Try it: Every line of the data that contains the string "number" must be copied.

#### Extracted material

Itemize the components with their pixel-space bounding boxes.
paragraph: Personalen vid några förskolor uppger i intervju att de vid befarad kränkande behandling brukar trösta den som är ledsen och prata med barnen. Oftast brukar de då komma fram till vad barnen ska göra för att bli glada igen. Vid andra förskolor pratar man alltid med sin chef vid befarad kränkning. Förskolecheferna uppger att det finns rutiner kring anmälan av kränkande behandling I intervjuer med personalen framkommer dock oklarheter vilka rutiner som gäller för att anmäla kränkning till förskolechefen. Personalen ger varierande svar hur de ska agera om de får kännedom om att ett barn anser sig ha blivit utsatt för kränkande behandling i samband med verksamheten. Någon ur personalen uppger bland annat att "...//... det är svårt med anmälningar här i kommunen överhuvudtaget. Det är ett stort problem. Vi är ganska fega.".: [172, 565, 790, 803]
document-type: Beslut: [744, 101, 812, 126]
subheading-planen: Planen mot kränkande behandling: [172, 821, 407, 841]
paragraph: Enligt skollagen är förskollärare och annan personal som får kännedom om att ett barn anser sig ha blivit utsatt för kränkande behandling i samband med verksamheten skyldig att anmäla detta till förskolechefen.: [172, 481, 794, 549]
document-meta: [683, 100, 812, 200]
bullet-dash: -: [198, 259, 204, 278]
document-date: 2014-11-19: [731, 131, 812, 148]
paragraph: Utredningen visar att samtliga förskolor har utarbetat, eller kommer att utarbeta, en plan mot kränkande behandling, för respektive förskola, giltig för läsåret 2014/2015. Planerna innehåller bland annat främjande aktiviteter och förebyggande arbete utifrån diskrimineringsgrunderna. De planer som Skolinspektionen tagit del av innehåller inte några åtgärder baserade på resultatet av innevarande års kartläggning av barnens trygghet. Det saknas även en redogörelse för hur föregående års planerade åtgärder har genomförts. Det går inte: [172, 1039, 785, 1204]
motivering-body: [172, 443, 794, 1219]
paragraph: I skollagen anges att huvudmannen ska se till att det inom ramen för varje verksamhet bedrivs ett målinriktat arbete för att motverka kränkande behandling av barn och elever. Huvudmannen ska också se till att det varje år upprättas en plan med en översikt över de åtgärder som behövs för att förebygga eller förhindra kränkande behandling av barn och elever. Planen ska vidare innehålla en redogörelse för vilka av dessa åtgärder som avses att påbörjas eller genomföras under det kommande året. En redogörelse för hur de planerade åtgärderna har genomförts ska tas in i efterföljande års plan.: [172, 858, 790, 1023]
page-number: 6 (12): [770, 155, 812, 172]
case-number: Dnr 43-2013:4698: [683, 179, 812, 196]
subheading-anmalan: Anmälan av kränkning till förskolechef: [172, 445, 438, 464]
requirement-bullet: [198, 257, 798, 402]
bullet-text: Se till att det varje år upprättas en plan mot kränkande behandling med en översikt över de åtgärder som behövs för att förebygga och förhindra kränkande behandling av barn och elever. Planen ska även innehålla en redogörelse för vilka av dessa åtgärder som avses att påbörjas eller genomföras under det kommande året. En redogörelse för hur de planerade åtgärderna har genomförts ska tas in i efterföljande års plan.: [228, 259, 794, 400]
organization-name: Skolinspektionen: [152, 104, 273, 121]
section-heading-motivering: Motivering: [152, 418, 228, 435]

########

Answer to this exercise:
page-number: 6 (12): [770, 155, 812, 172]
case-number: Dnr 43-2013:4698: [683, 179, 812, 196]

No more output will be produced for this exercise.